# Exercise objective
Report every line in the listing that contains the string "fifty".

# Exercise inputs
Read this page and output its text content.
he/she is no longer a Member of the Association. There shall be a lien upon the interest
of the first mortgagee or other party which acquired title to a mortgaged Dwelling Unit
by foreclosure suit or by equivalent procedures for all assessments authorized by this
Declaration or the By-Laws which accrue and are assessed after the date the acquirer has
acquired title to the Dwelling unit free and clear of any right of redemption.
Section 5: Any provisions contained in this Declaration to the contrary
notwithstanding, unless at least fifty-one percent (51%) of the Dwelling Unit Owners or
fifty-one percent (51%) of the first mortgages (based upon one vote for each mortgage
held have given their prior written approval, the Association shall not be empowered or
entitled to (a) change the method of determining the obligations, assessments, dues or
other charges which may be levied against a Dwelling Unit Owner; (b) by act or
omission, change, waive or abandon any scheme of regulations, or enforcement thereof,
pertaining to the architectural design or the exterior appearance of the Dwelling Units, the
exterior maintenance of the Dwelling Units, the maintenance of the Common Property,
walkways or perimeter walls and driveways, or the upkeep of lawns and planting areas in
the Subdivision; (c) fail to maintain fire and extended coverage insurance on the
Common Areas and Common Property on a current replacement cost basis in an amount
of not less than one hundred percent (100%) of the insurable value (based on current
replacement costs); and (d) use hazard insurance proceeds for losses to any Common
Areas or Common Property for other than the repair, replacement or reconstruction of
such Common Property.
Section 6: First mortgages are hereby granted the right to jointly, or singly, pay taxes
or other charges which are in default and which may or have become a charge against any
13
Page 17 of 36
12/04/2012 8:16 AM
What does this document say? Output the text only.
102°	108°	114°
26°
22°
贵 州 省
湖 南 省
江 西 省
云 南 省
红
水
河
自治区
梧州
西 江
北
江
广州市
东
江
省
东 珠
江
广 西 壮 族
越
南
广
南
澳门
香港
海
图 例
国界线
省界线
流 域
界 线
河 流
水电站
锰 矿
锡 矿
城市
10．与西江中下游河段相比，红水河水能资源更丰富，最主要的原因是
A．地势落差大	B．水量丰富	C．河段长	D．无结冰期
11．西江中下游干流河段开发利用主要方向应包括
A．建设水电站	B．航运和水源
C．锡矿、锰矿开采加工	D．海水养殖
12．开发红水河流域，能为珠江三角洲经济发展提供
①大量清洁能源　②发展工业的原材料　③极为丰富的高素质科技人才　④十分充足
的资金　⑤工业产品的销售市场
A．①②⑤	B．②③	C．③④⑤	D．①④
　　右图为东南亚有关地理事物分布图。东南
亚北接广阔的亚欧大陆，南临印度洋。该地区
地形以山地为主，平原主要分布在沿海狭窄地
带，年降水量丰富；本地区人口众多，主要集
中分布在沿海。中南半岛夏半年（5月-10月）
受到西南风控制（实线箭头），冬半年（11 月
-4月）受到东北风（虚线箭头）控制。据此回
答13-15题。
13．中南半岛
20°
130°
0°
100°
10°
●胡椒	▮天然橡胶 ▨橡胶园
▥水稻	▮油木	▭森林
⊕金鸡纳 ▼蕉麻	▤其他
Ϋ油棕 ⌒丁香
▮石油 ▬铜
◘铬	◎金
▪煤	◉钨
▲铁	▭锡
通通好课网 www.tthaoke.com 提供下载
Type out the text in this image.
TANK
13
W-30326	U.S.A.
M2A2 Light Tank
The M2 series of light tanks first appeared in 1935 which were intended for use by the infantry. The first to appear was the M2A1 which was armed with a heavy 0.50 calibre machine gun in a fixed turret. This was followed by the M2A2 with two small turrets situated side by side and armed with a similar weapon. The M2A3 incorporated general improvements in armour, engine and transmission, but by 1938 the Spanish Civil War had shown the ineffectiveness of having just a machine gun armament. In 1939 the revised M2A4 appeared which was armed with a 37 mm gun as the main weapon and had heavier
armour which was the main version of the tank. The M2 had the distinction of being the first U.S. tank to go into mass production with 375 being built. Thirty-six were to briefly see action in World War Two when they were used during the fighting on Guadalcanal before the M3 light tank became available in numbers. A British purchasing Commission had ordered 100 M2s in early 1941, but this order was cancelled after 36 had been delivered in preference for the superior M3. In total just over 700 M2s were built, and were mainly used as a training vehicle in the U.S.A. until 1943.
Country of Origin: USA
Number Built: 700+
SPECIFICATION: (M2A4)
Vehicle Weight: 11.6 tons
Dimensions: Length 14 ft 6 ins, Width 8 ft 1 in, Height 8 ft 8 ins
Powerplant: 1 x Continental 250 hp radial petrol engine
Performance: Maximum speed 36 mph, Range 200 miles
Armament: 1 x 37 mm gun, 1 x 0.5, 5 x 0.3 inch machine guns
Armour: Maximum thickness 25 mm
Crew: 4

# Answer for this exercise
notwithstanding, unless at least fifty-one percent (51%) of the Dwelling Unit Owners or
fifty-one percent (51%) of the first mortgages (based upon one vote for each mortgage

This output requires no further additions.